> **Required work**
Identify all lines below that hold "chat" and collect them.
_ _ _ _
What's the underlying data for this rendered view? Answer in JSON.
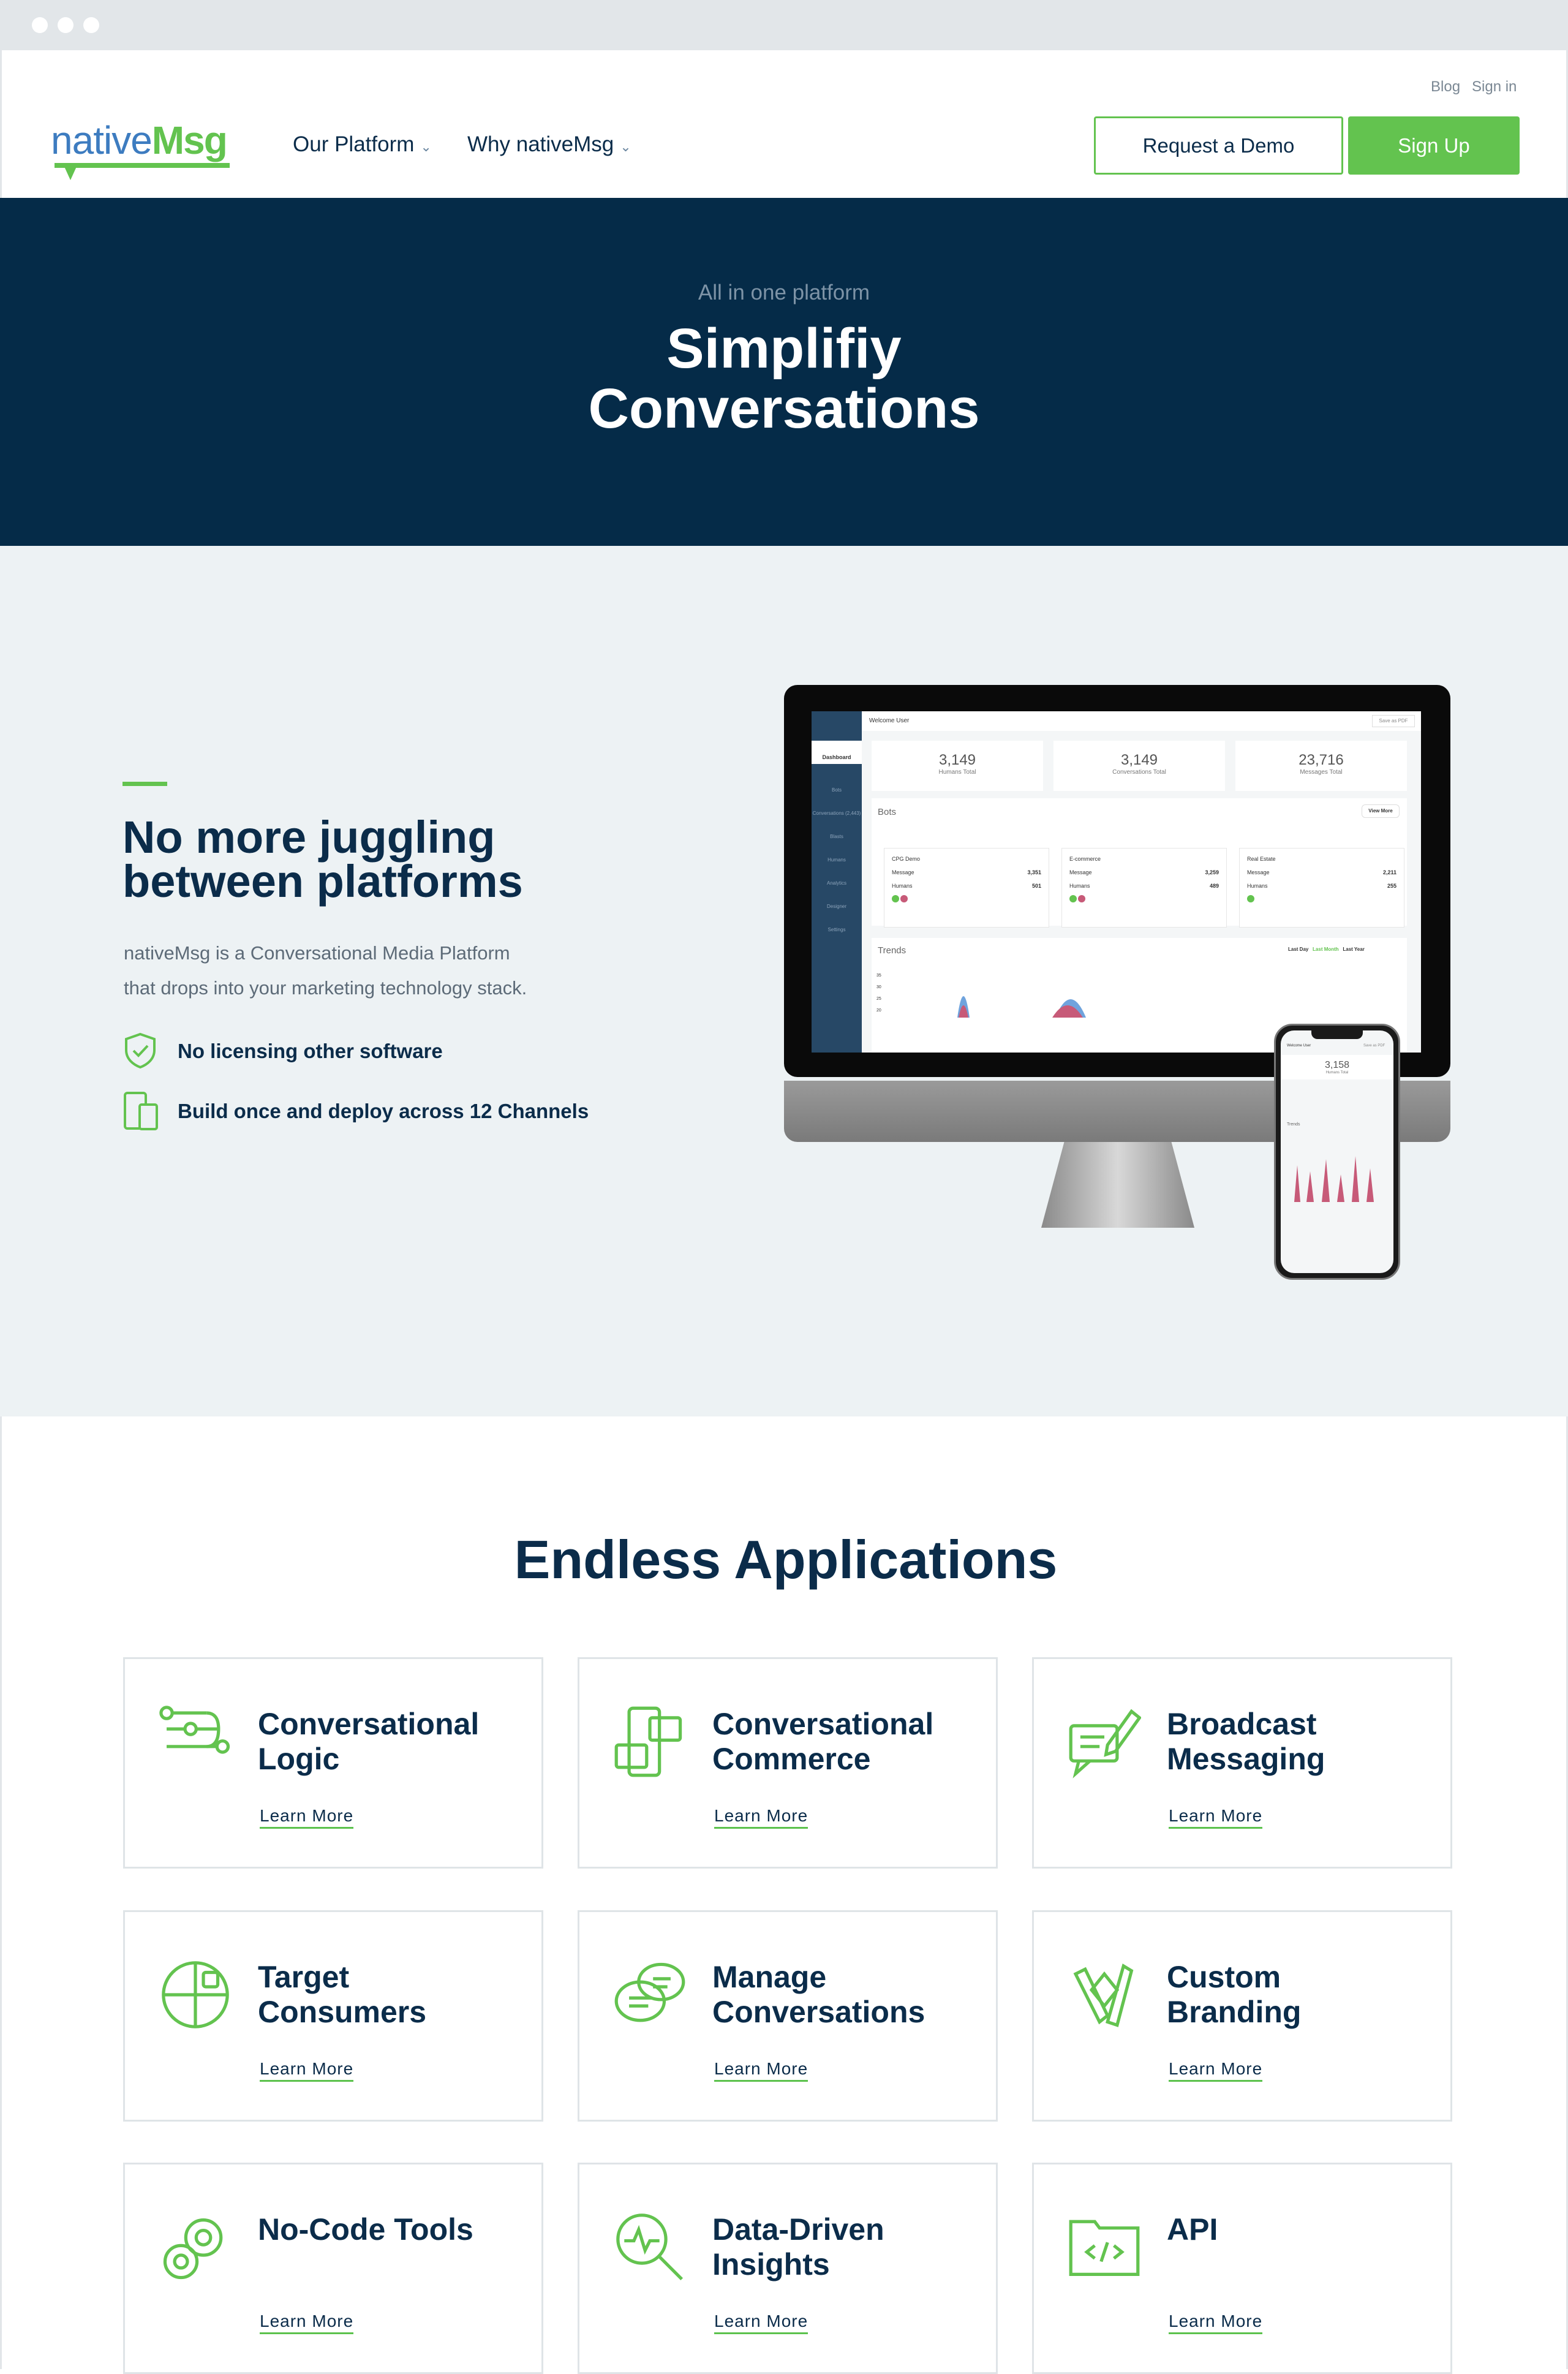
{
  "header": {
    "top_links": [
      "Blog",
      "Sign in"
    ],
    "logo": {
      "part1": "native",
      "part2": "Msg"
    },
    "nav": [
      {
        "label": "Our Platform"
      },
      {
        "label": "Why nativeMsg"
      }
    ],
    "request_demo": "Request a Demo",
    "sign_up": "Sign Up"
  },
  "hero": {
    "eyebrow": "All in one platform",
    "title_line1": "Simplifiy",
    "title_line2": "Conversations"
  },
  "intro": {
    "heading_line1": "No more juggling",
    "heading_line2": "between platforms",
    "paragraph_line1": "nativeMsg is a Conversational Media Platform",
    "paragraph_line2": "that drops into your marketing technology stack.",
    "features": [
      {
        "icon": "shield-check-icon",
        "label": "No licensing other software"
      },
      {
        "icon": "devices-icon",
        "label": "Build once and deploy across 12 Channels"
      }
    ]
  },
  "dashboard": {
    "welcome": "Welcome User",
    "save_pdf": "Save as PDF",
    "sidebar": [
      "Dashboard",
      "Bots",
      "Conversations (2,443)",
      "Blasts",
      "Humans",
      "Analytics",
      "Designer",
      "Settings"
    ],
    "stats": [
      {
        "value": "3,149",
        "label": "Humans Total"
      },
      {
        "value": "3,149",
        "label": "Conversations Total"
      },
      {
        "value": "23,716",
        "label": "Messages Total"
      }
    ],
    "bots_title": "Bots",
    "view_more": "View More",
    "bots": [
      {
        "name": "CPG Demo",
        "message": "3,351",
        "humans": "501"
      },
      {
        "name": "E-commerce",
        "message": "3,259",
        "humans": "489"
      },
      {
        "name": "Real Estate",
        "message": "2,211",
        "humans": "255"
      }
    ],
    "row_labels": {
      "message": "Message",
      "humans": "Humans"
    },
    "trends": "Trends",
    "ranges": [
      "Last Day",
      "Last Month",
      "Last Year"
    ],
    "y_ticks": [
      "35",
      "30",
      "25",
      "20"
    ],
    "phone": {
      "welcome": "Welcome User",
      "save_pdf": "Save as PDF",
      "value": "3,158",
      "label": "Humans Total",
      "trends": "Trends"
    }
  },
  "applications": {
    "title": "Endless Applications",
    "learn_more": "Learn More",
    "cards": [
      {
        "title": "Conversational Logic",
        "icon": "logic-flow-icon"
      },
      {
        "title": "Conversational Commerce",
        "icon": "phone-chat-icon"
      },
      {
        "title": "Broadcast Messaging",
        "icon": "broadcast-pen-icon"
      },
      {
        "title": "Target Consumers",
        "icon": "target-pie-icon"
      },
      {
        "title": "Manage Conversations",
        "icon": "chat-bubbles-icon"
      },
      {
        "title": "Custom Branding",
        "icon": "design-tools-icon"
      },
      {
        "title": "No-Code Tools",
        "icon": "gears-icon"
      },
      {
        "title": "Data-Driven Insights",
        "icon": "magnifier-chart-icon"
      },
      {
        "title": "API",
        "icon": "code-folder-icon"
      }
    ]
  },
  "colors": {
    "navy": "#052b48",
    "green": "#63c34f",
    "light_bg": "#edf2f4"
  }
}
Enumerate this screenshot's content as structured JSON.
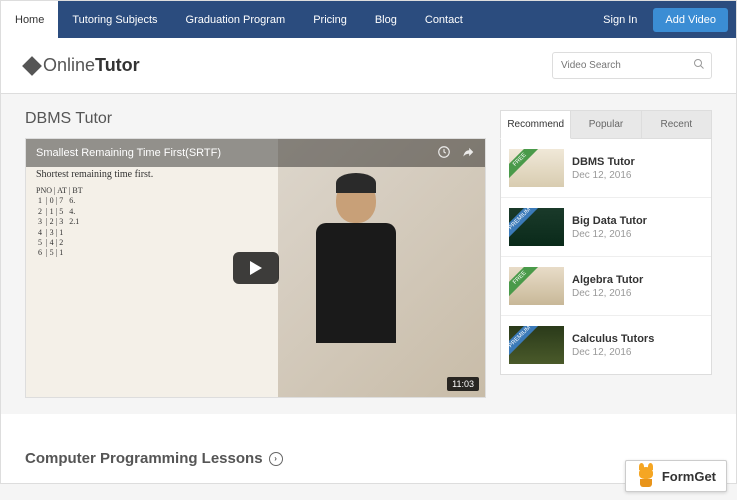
_ _ _ _
> **Finished answer**
        "icon": "phone-chat-icon"
        "icon": "chat-bubbles-icon"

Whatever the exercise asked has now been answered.